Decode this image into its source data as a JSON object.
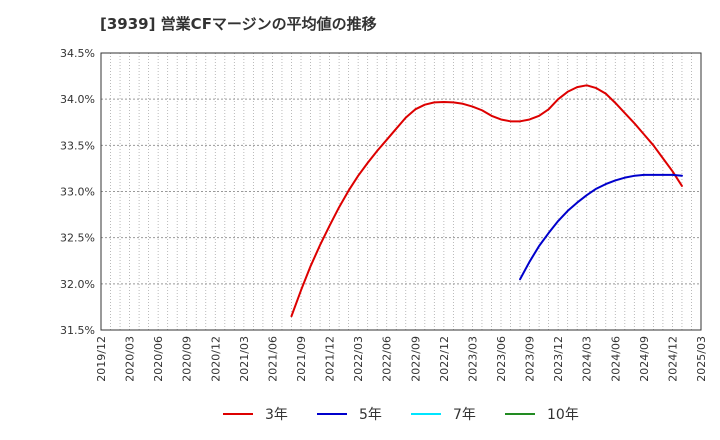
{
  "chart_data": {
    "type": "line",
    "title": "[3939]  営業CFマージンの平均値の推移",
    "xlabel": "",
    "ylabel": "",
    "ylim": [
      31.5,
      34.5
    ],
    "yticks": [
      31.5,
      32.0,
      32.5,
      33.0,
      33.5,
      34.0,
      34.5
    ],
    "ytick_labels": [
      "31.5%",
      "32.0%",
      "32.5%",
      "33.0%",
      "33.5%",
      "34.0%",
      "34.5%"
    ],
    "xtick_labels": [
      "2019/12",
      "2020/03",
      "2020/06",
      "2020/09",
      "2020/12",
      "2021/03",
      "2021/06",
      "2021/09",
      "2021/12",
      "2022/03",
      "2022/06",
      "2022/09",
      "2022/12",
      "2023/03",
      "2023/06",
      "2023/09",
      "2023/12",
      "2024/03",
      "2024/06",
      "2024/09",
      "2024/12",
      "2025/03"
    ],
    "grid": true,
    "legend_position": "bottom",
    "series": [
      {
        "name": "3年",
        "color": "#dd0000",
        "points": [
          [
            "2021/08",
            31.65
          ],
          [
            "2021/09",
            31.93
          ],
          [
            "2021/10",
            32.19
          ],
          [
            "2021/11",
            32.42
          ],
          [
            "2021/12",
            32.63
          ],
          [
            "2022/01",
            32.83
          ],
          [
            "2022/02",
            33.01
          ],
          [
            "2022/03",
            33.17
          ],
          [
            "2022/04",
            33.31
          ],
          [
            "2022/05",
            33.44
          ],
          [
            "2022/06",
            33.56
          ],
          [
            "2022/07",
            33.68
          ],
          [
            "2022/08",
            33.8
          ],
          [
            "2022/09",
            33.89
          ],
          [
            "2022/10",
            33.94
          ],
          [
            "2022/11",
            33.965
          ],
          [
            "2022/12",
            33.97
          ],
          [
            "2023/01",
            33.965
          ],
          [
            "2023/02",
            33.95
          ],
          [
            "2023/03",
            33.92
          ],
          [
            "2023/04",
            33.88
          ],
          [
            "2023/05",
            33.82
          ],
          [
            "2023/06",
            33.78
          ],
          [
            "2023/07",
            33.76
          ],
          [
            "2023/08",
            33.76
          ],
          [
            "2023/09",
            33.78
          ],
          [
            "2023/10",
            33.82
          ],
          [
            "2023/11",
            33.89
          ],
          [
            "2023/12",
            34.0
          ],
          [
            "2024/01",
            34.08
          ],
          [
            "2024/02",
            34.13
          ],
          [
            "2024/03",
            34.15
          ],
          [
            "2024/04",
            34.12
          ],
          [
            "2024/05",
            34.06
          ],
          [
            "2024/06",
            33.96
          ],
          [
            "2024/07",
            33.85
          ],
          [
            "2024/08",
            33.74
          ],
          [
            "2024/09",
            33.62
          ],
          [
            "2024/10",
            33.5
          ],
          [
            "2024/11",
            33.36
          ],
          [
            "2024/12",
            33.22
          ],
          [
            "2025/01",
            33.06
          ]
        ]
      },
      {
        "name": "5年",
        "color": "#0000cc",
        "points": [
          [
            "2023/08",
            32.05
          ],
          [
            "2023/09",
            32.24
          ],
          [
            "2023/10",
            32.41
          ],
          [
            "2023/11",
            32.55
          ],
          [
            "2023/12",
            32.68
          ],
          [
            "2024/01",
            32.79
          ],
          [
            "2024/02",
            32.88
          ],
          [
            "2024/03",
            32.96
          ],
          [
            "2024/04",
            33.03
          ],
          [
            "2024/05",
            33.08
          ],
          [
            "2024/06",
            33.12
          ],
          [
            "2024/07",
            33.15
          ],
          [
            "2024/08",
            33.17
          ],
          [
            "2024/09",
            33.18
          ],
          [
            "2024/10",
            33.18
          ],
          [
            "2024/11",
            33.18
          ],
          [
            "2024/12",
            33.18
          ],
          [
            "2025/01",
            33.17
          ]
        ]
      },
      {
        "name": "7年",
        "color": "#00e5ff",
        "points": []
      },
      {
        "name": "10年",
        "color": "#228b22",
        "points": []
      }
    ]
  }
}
────────────────
» **Problem**: Without including the pictures, return each record above exactly as it stands.

» **Solution to this exercise**:
Decode this image into its source data as a JSON object.
{
  "chart_data": {
    "type": "line",
    "title": "[3939]  営業CFマージンの平均値の推移",
    "xlabel": "",
    "ylabel": "",
    "ylim": [
      31.5,
      34.5
    ],
    "yticks": [
      31.5,
      32.0,
      32.5,
      33.0,
      33.5,
      34.0,
      34.5
    ],
    "ytick_labels": [
      "31.5%",
      "32.0%",
      "32.5%",
      "33.0%",
      "33.5%",
      "34.0%",
      "34.5%"
    ],
    "xtick_labels": [
      "2019/12",
      "2020/03",
      "2020/06",
      "2020/09",
      "2020/12",
      "2021/03",
      "2021/06",
      "2021/09",
      "2021/12",
      "2022/03",
      "2022/06",
      "2022/09",
      "2022/12",
      "2023/03",
      "2023/06",
      "2023/09",
      "2023/12",
      "2024/03",
      "2024/06",
      "2024/09",
      "2024/12",
      "2025/03"
    ],
    "grid": true,
    "legend_position": "bottom",
    "series": [
      {
        "name": "3年",
        "color": "#dd0000",
        "points": [
          [
            "2021/08",
            31.65
          ],
          [
            "2021/09",
            31.93
          ],
          [
            "2021/10",
            32.19
          ],
          [
            "2021/11",
            32.42
          ],
          [
            "2021/12",
            32.63
          ],
          [
            "2022/01",
            32.83
          ],
          [
            "2022/02",
            33.01
          ],
          [
            "2022/03",
            33.17
          ],
          [
            "2022/04",
            33.31
          ],
          [
            "2022/05",
            33.44
          ],
          [
            "2022/06",
            33.56
          ],
          [
            "2022/07",
            33.68
          ],
          [
            "2022/08",
            33.8
          ],
          [
            "2022/09",
            33.89
          ],
          [
            "2022/10",
            33.94
          ],
          [
            "2022/11",
            33.965
          ],
          [
            "2022/12",
            33.97
          ],
          [
            "2023/01",
            33.965
          ],
          [
            "2023/02",
            33.95
          ],
          [
            "2023/03",
            33.92
          ],
          [
            "2023/04",
            33.88
          ],
          [
            "2023/05",
            33.82
          ],
          [
            "2023/06",
            33.78
          ],
          [
            "2023/07",
            33.76
          ],
          [
            "2023/08",
            33.76
          ],
          [
            "2023/09",
            33.78
          ],
          [
            "2023/10",
            33.82
          ],
          [
            "2023/11",
            33.89
          ],
          [
            "2023/12",
            34.0
          ],
          [
            "2024/01",
            34.08
          ],
          [
            "2024/02",
            34.13
          ],
          [
            "2024/03",
            34.15
          ],
          [
            "2024/04",
            34.12
          ],
          [
            "2024/05",
            34.06
          ],
          [
            "2024/06",
            33.96
          ],
          [
            "2024/07",
            33.85
          ],
          [
            "2024/08",
            33.74
          ],
          [
            "2024/09",
            33.62
          ],
          [
            "2024/10",
            33.5
          ],
          [
            "2024/11",
            33.36
          ],
          [
            "2024/12",
            33.22
          ],
          [
            "2025/01",
            33.06
          ]
        ]
      },
      {
        "name": "5年",
        "color": "#0000cc",
        "points": [
          [
            "2023/08",
            32.05
          ],
          [
            "2023/09",
            32.24
          ],
          [
            "2023/10",
            32.41
          ],
          [
            "2023/11",
            32.55
          ],
          [
            "2023/12",
            32.68
          ],
          [
            "2024/01",
            32.79
          ],
          [
            "2024/02",
            32.88
          ],
          [
            "2024/03",
            32.96
          ],
          [
            "2024/04",
            33.03
          ],
          [
            "2024/05",
            33.08
          ],
          [
            "2024/06",
            33.12
          ],
          [
            "2024/07",
            33.15
          ],
          [
            "2024/08",
            33.17
          ],
          [
            "2024/09",
            33.18
          ],
          [
            "2024/10",
            33.18
          ],
          [
            "2024/11",
            33.18
          ],
          [
            "2024/12",
            33.18
          ],
          [
            "2025/01",
            33.17
          ]
        ]
      },
      {
        "name": "7年",
        "color": "#00e5ff",
        "points": []
      },
      {
        "name": "10年",
        "color": "#228b22",
        "points": []
      }
    ]
  }
}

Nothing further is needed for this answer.